== Work to do ==
Output the material below unchanged, apart from leaving out the pictures.

== Entries ==
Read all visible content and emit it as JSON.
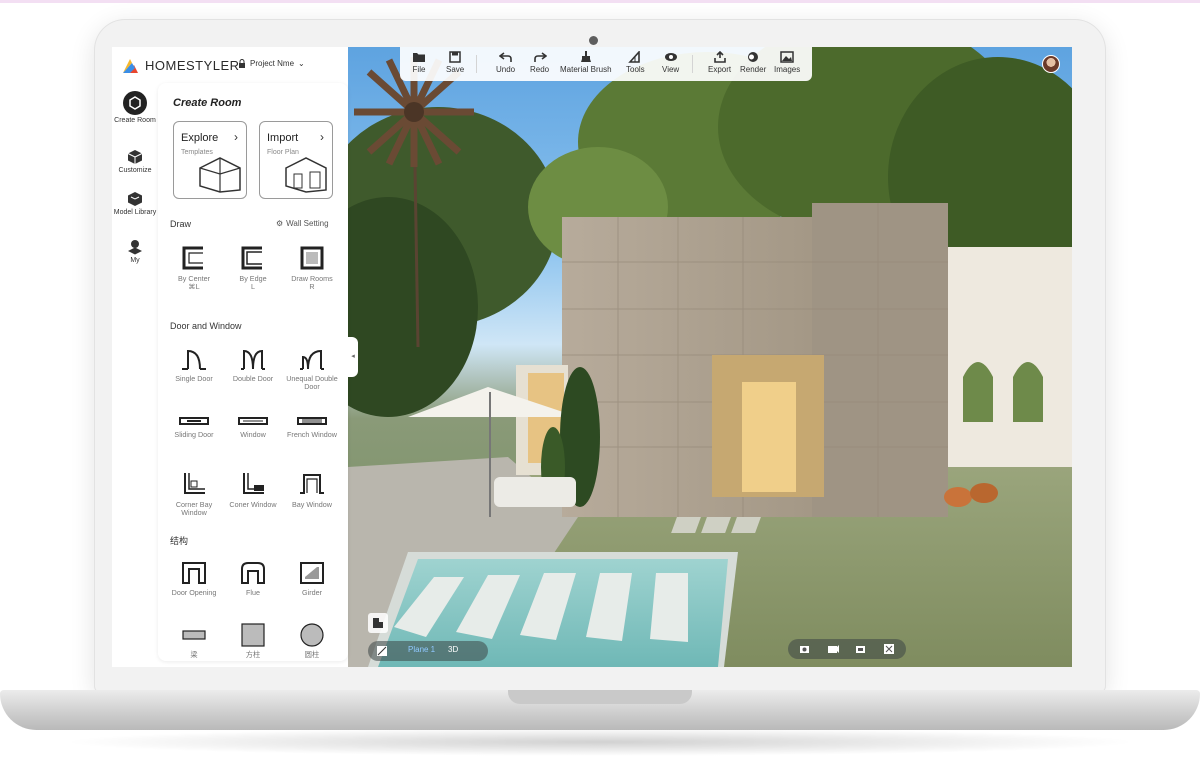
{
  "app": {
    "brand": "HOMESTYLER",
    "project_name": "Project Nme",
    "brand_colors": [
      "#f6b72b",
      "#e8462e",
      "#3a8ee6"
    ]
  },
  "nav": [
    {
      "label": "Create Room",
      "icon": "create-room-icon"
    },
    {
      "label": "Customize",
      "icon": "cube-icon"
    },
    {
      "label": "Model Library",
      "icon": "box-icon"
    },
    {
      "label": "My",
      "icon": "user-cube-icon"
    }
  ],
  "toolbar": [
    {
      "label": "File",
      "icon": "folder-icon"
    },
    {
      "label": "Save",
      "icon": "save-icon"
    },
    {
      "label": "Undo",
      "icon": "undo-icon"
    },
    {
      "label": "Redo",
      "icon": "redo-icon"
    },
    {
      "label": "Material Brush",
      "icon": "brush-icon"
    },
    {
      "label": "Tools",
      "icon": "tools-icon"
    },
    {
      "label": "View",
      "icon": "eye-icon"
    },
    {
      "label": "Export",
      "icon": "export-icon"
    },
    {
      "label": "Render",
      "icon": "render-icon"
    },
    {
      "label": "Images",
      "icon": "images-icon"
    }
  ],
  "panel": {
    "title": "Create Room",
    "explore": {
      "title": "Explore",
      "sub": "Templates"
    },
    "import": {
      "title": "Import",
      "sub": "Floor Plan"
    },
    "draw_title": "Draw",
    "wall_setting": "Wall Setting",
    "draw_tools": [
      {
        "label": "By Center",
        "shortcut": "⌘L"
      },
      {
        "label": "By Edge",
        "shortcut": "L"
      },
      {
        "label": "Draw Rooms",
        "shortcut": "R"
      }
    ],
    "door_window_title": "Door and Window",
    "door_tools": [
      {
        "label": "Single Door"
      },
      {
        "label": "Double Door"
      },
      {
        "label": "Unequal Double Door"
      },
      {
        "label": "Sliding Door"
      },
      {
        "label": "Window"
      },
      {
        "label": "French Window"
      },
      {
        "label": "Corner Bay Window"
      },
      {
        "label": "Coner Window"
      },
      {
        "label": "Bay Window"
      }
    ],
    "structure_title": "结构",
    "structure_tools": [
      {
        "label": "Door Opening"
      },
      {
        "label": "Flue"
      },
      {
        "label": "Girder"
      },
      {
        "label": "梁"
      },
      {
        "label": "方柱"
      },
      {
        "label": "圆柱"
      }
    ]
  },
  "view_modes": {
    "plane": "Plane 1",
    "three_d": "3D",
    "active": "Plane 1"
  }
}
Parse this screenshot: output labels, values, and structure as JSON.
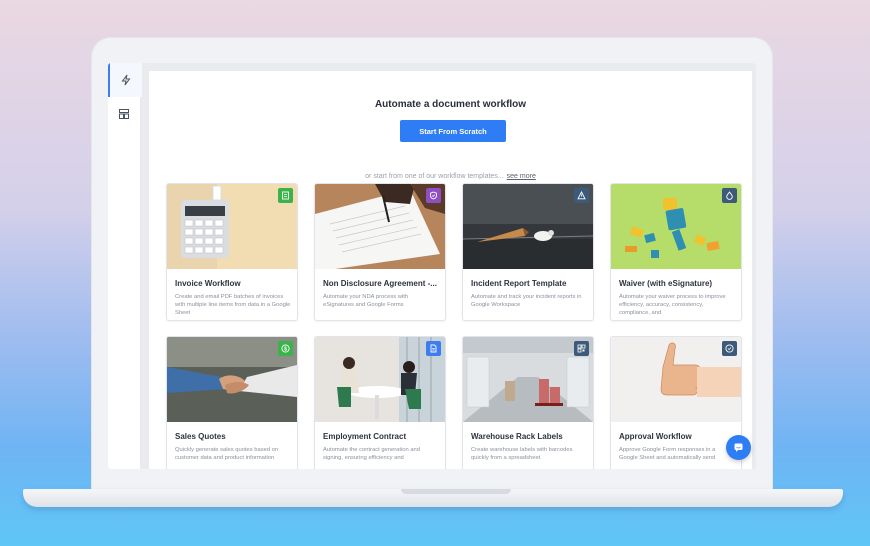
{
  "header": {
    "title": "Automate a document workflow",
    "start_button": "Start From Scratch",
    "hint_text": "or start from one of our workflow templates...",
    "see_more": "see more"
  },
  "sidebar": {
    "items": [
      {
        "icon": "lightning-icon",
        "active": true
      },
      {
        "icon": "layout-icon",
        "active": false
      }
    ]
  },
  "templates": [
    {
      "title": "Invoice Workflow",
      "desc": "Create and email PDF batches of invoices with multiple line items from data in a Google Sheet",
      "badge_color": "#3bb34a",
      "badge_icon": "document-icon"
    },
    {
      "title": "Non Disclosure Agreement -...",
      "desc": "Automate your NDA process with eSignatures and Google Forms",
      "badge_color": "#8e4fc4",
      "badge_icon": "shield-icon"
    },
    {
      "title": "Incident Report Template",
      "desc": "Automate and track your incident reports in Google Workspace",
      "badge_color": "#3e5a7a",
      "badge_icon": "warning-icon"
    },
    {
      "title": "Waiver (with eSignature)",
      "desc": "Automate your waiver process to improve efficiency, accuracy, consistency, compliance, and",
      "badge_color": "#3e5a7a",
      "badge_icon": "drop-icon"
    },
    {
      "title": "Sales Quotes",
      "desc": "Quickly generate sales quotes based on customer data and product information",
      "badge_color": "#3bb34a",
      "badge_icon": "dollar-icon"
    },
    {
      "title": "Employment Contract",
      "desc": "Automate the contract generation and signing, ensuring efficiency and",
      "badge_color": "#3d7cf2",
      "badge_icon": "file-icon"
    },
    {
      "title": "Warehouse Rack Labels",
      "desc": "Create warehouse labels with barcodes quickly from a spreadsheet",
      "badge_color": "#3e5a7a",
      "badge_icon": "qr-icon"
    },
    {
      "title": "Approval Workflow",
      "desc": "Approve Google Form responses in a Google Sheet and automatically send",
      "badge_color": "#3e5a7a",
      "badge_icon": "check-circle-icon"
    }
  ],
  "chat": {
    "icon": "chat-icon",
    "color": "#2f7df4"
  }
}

== Task output ==
Read all visible content and emit it as JSON.
{
  "app": {
    "brand": "HOMESTYLER",
    "project_name": "Project Nme",
    "brand_colors": [
      "#f6b72b",
      "#e8462e",
      "#3a8ee6"
    ]
  },
  "nav": [
    {
      "label": "Create Room",
      "icon": "create-room-icon"
    },
    {
      "label": "Customize",
      "icon": "cube-icon"
    },
    {
      "label": "Model Library",
      "icon": "box-icon"
    },
    {
      "label": "My",
      "icon": "user-cube-icon"
    }
  ],
  "toolbar": [
    {
      "label": "File",
      "icon": "folder-icon"
    },
    {
      "label": "Save",
      "icon": "save-icon"
    },
    {
      "label": "Undo",
      "icon": "undo-icon"
    },
    {
      "label": "Redo",
      "icon": "redo-icon"
    },
    {
      "label": "Material Brush",
      "icon": "brush-icon"
    },
    {
      "label": "Tools",
      "icon": "tools-icon"
    },
    {
      "label": "View",
      "icon": "eye-icon"
    },
    {
      "label": "Export",
      "icon": "export-icon"
    },
    {
      "label": "Render",
      "icon": "render-icon"
    },
    {
      "label": "Images",
      "icon": "images-icon"
    }
  ],
  "panel": {
    "title": "Create Room",
    "explore": {
      "title": "Explore",
      "sub": "Templates"
    },
    "import": {
      "title": "Import",
      "sub": "Floor Plan"
    },
    "draw_title": "Draw",
    "wall_setting": "Wall Setting",
    "draw_tools": [
      {
        "label": "By Center",
        "shortcut": "⌘L"
      },
      {
        "label": "By Edge",
        "shortcut": "L"
      },
      {
        "label": "Draw Rooms",
        "shortcut": "R"
      }
    ],
    "door_window_title": "Door and Window",
    "door_tools": [
      {
        "label": "Single Door"
      },
      {
        "label": "Double Door"
      },
      {
        "label": "Unequal Double Door"
      },
      {
        "label": "Sliding Door"
      },
      {
        "label": "Window"
      },
      {
        "label": "French Window"
      },
      {
        "label": "Corner Bay Window"
      },
      {
        "label": "Coner Window"
      },
      {
        "label": "Bay Window"
      }
    ],
    "structure_title": "结构",
    "structure_tools": [
      {
        "label": "Door Opening"
      },
      {
        "label": "Flue"
      },
      {
        "label": "Girder"
      },
      {
        "label": "梁"
      },
      {
        "label": "方柱"
      },
      {
        "label": "圆柱"
      }
    ]
  },
  "view_modes": {
    "plane": "Plane 1",
    "three_d": "3D",
    "active": "Plane 1"
  }
}
Parse this screenshot: output labels, values, and structure as JSON.
{
  "header": {
    "title": "Automate a document workflow",
    "start_button": "Start From Scratch",
    "hint_text": "or start from one of our workflow templates...",
    "see_more": "see more"
  },
  "sidebar": {
    "items": [
      {
        "icon": "lightning-icon",
        "active": true
      },
      {
        "icon": "layout-icon",
        "active": false
      }
    ]
  },
  "templates": [
    {
      "title": "Invoice Workflow",
      "desc": "Create and email PDF batches of invoices with multiple line items from data in a Google Sheet",
      "badge_color": "#3bb34a",
      "badge_icon": "document-icon"
    },
    {
      "title": "Non Disclosure Agreement -...",
      "desc": "Automate your NDA process with eSignatures and Google Forms",
      "badge_color": "#8e4fc4",
      "badge_icon": "shield-icon"
    },
    {
      "title": "Incident Report Template",
      "desc": "Automate and track your incident reports in Google Workspace",
      "badge_color": "#3e5a7a",
      "badge_icon": "warning-icon"
    },
    {
      "title": "Waiver (with eSignature)",
      "desc": "Automate your waiver process to improve efficiency, accuracy, consistency, compliance, and",
      "badge_color": "#3e5a7a",
      "badge_icon": "drop-icon"
    },
    {
      "title": "Sales Quotes",
      "desc": "Quickly generate sales quotes based on customer data and product information",
      "badge_color": "#3bb34a",
      "badge_icon": "dollar-icon"
    },
    {
      "title": "Employment Contract",
      "desc": "Automate the contract generation and signing, ensuring efficiency and",
      "badge_color": "#3d7cf2",
      "badge_icon": "file-icon"
    },
    {
      "title": "Warehouse Rack Labels",
      "desc": "Create warehouse labels with barcodes quickly from a spreadsheet",
      "badge_color": "#3e5a7a",
      "badge_icon": "qr-icon"
    },
    {
      "title": "Approval Workflow",
      "desc": "Approve Google Form responses in a Google Sheet and automatically send",
      "badge_color": "#3e5a7a",
      "badge_icon": "check-circle-icon"
    }
  ],
  "chat": {
    "icon": "chat-icon",
    "color": "#2f7df4"
  }
}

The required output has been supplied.